Problem to solve. All of the data must be printed exactly; please include every line.

Source records.
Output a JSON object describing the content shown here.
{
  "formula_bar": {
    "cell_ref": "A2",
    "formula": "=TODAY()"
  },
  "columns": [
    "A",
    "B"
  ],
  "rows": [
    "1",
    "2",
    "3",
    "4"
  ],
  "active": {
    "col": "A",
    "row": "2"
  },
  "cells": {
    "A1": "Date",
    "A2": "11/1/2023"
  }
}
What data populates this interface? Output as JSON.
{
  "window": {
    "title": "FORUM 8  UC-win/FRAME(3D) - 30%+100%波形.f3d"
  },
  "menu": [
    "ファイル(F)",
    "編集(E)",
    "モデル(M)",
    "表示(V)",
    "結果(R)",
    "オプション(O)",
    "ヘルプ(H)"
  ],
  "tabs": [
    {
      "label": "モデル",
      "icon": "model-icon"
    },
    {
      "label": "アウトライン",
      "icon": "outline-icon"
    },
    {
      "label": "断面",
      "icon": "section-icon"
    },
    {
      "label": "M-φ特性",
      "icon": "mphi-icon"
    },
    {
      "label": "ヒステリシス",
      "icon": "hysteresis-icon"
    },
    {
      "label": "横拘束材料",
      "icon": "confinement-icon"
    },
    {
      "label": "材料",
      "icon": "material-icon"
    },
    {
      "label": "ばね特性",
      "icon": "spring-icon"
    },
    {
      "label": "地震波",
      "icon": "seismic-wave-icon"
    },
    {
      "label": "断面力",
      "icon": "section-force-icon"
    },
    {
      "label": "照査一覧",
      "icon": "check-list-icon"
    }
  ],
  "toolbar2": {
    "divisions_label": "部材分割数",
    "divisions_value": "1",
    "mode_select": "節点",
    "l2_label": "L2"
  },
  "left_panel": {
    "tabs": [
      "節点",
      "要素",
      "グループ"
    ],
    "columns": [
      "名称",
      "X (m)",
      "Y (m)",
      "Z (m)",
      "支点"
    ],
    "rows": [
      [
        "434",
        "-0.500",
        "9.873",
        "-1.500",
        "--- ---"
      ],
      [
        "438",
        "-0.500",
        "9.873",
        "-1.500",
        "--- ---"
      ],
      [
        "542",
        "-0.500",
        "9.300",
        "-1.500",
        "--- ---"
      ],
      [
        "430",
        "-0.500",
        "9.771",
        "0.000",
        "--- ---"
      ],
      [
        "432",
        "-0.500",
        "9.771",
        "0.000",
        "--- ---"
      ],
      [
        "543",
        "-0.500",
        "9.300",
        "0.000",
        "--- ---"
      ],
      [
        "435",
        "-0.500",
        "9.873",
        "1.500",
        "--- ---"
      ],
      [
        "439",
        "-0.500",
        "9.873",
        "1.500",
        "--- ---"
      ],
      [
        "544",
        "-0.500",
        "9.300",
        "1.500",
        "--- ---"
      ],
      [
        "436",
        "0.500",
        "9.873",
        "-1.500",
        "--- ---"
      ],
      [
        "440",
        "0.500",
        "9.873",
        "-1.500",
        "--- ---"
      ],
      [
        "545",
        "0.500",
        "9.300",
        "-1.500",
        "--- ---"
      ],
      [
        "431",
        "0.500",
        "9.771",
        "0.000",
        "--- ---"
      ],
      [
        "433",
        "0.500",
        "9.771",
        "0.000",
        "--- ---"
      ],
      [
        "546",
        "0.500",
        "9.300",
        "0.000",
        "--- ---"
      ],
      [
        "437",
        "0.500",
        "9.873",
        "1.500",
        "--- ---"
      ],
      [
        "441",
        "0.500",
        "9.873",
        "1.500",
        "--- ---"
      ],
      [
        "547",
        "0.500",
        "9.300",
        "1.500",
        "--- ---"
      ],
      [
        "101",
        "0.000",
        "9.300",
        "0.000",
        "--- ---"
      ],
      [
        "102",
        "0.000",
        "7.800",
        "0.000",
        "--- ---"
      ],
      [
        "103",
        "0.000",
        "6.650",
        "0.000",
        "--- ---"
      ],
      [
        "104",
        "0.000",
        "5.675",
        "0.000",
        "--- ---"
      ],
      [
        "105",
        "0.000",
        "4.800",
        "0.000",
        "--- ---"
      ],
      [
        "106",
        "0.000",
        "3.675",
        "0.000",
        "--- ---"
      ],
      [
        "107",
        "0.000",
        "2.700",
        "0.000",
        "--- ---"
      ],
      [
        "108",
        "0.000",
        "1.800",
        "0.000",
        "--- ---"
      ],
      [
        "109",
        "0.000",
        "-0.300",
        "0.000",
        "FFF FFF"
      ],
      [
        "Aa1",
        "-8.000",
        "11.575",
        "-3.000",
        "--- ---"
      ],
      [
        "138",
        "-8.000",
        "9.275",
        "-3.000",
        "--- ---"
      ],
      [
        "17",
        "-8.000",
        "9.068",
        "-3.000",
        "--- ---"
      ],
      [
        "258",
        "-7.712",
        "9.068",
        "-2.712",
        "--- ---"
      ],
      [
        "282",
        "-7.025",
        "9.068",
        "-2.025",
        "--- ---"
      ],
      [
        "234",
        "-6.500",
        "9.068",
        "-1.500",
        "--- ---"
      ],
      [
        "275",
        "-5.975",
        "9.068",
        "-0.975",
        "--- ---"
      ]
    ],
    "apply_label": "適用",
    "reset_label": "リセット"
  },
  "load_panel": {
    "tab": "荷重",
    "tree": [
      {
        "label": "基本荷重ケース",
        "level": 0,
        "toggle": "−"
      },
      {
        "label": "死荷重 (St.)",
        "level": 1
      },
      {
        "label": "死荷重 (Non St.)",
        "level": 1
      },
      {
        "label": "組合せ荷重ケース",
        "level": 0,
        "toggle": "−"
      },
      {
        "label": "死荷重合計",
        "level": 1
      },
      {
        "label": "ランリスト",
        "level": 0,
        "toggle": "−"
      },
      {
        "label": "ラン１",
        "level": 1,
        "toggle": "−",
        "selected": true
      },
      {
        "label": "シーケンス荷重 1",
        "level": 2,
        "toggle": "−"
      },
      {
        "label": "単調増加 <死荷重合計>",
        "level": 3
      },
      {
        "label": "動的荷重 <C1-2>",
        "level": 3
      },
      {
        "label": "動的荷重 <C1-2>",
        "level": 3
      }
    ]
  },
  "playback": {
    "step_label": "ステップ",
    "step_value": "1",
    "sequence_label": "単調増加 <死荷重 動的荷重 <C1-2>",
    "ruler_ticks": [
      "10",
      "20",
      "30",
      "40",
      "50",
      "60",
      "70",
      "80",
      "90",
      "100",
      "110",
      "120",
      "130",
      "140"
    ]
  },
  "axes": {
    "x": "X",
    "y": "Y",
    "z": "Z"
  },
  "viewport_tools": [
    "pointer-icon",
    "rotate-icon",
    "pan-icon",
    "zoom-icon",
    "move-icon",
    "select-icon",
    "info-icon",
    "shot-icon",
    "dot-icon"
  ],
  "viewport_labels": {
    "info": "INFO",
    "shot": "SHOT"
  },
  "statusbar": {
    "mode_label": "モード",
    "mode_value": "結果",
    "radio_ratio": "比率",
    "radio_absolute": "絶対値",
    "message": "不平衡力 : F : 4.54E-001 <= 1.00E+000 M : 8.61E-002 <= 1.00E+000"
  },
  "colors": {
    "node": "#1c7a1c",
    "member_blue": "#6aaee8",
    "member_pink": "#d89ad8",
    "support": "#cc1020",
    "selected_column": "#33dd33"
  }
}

Exercise solution.
Output a JSON object describing the content shown here.
{
  "formula_bar": {
    "cell_ref": "A2",
    "formula": "=TODAY()"
  },
  "columns": [
    "A",
    "B"
  ],
  "rows": [
    "1",
    "2",
    "3",
    "4"
  ],
  "active": {
    "col": "A",
    "row": "2"
  },
  "cells": {
    "A1": "Date",
    "A2": "11/1/2023"
  }
}
What data populates this interface? Output as JSON.
{
  "window": {
    "title": "FORUM 8  UC-win/FRAME(3D) - 30%+100%波形.f3d"
  },
  "menu": [
    "ファイル(F)",
    "編集(E)",
    "モデル(M)",
    "表示(V)",
    "結果(R)",
    "オプション(O)",
    "ヘルプ(H)"
  ],
  "tabs": [
    {
      "label": "モデル",
      "icon": "model-icon"
    },
    {
      "label": "アウトライン",
      "icon": "outline-icon"
    },
    {
      "label": "断面",
      "icon": "section-icon"
    },
    {
      "label": "M-φ特性",
      "icon": "mphi-icon"
    },
    {
      "label": "ヒステリシス",
      "icon": "hysteresis-icon"
    },
    {
      "label": "横拘束材料",
      "icon": "confinement-icon"
    },
    {
      "label": "材料",
      "icon": "material-icon"
    },
    {
      "label": "ばね特性",
      "icon": "spring-icon"
    },
    {
      "label": "地震波",
      "icon": "seismic-wave-icon"
    },
    {
      "label": "断面力",
      "icon": "section-force-icon"
    },
    {
      "label": "照査一覧",
      "icon": "check-list-icon"
    }
  ],
  "toolbar2": {
    "divisions_label": "部材分割数",
    "divisions_value": "1",
    "mode_select": "節点",
    "l2_label": "L2"
  },
  "left_panel": {
    "tabs": [
      "節点",
      "要素",
      "グループ"
    ],
    "columns": [
      "名称",
      "X (m)",
      "Y (m)",
      "Z (m)",
      "支点"
    ],
    "rows": [
      [
        "434",
        "-0.500",
        "9.873",
        "-1.500",
        "--- ---"
      ],
      [
        "438",
        "-0.500",
        "9.873",
        "-1.500",
        "--- ---"
      ],
      [
        "542",
        "-0.500",
        "9.300",
        "-1.500",
        "--- ---"
      ],
      [
        "430",
        "-0.500",
        "9.771",
        "0.000",
        "--- ---"
      ],
      [
        "432",
        "-0.500",
        "9.771",
        "0.000",
        "--- ---"
      ],
      [
        "543",
        "-0.500",
        "9.300",
        "0.000",
        "--- ---"
      ],
      [
        "435",
        "-0.500",
        "9.873",
        "1.500",
        "--- ---"
      ],
      [
        "439",
        "-0.500",
        "9.873",
        "1.500",
        "--- ---"
      ],
      [
        "544",
        "-0.500",
        "9.300",
        "1.500",
        "--- ---"
      ],
      [
        "436",
        "0.500",
        "9.873",
        "-1.500",
        "--- ---"
      ],
      [
        "440",
        "0.500",
        "9.873",
        "-1.500",
        "--- ---"
      ],
      [
        "545",
        "0.500",
        "9.300",
        "-1.500",
        "--- ---"
      ],
      [
        "431",
        "0.500",
        "9.771",
        "0.000",
        "--- ---"
      ],
      [
        "433",
        "0.500",
        "9.771",
        "0.000",
        "--- ---"
      ],
      [
        "546",
        "0.500",
        "9.300",
        "0.000",
        "--- ---"
      ],
      [
        "437",
        "0.500",
        "9.873",
        "1.500",
        "--- ---"
      ],
      [
        "441",
        "0.500",
        "9.873",
        "1.500",
        "--- ---"
      ],
      [
        "547",
        "0.500",
        "9.300",
        "1.500",
        "--- ---"
      ],
      [
        "101",
        "0.000",
        "9.300",
        "0.000",
        "--- ---"
      ],
      [
        "102",
        "0.000",
        "7.800",
        "0.000",
        "--- ---"
      ],
      [
        "103",
        "0.000",
        "6.650",
        "0.000",
        "--- ---"
      ],
      [
        "104",
        "0.000",
        "5.675",
        "0.000",
        "--- ---"
      ],
      [
        "105",
        "0.000",
        "4.800",
        "0.000",
        "--- ---"
      ],
      [
        "106",
        "0.000",
        "3.675",
        "0.000",
        "--- ---"
      ],
      [
        "107",
        "0.000",
        "2.700",
        "0.000",
        "--- ---"
      ],
      [
        "108",
        "0.000",
        "1.800",
        "0.000",
        "--- ---"
      ],
      [
        "109",
        "0.000",
        "-0.300",
        "0.000",
        "FFF FFF"
      ],
      [
        "Aa1",
        "-8.000",
        "11.575",
        "-3.000",
        "--- ---"
      ],
      [
        "138",
        "-8.000",
        "9.275",
        "-3.000",
        "--- ---"
      ],
      [
        "17",
        "-8.000",
        "9.068",
        "-3.000",
        "--- ---"
      ],
      [
        "258",
        "-7.712",
        "9.068",
        "-2.712",
        "--- ---"
      ],
      [
        "282",
        "-7.025",
        "9.068",
        "-2.025",
        "--- ---"
      ],
      [
        "234",
        "-6.500",
        "9.068",
        "-1.500",
        "--- ---"
      ],
      [
        "275",
        "-5.975",
        "9.068",
        "-0.975",
        "--- ---"
      ]
    ],
    "apply_label": "適用",
    "reset_label": "リセット"
  },
  "load_panel": {
    "tab": "荷重",
    "tree": [
      {
        "label": "基本荷重ケース",
        "level": 0,
        "toggle": "−"
      },
      {
        "label": "死荷重 (St.)",
        "level": 1
      },
      {
        "label": "死荷重 (Non St.)",
        "level": 1
      },
      {
        "label": "組合せ荷重ケース",
        "level": 0,
        "toggle": "−"
      },
      {
        "label": "死荷重合計",
        "level": 1
      },
      {
        "label": "ランリスト",
        "level": 0,
        "toggle": "−"
      },
      {
        "label": "ラン１",
        "level": 1,
        "toggle": "−",
        "selected": true
      },
      {
        "label": "シーケンス荷重 1",
        "level": 2,
        "toggle": "−"
      },
      {
        "label": "単調増加 <死荷重合計>",
        "level": 3
      },
      {
        "label": "動的荷重 <C1-2>",
        "level": 3
      },
      {
        "label": "動的荷重 <C1-2>",
        "level": 3
      }
    ]
  },
  "playback": {
    "step_label": "ステップ",
    "step_value": "1",
    "sequence_label": "単調増加 <死荷重 動的荷重 <C1-2>",
    "ruler_ticks": [
      "10",
      "20",
      "30",
      "40",
      "50",
      "60",
      "70",
      "80",
      "90",
      "100",
      "110",
      "120",
      "130",
      "140"
    ]
  },
  "axes": {
    "x": "X",
    "y": "Y",
    "z": "Z"
  },
  "viewport_tools": [
    "pointer-icon",
    "rotate-icon",
    "pan-icon",
    "zoom-icon",
    "move-icon",
    "select-icon",
    "info-icon",
    "shot-icon",
    "dot-icon"
  ],
  "viewport_labels": {
    "info": "INFO",
    "shot": "SHOT"
  },
  "statusbar": {
    "mode_label": "モード",
    "mode_value": "結果",
    "radio_ratio": "比率",
    "radio_absolute": "絶対値",
    "message": "不平衡力 : F : 4.54E-001 <= 1.00E+000 M : 8.61E-002 <= 1.00E+000"
  },
  "colors": {
    "node": "#1c7a1c",
    "member_blue": "#6aaee8",
    "member_pink": "#d89ad8",
    "support": "#cc1020",
    "selected_column": "#33dd33"
  }
}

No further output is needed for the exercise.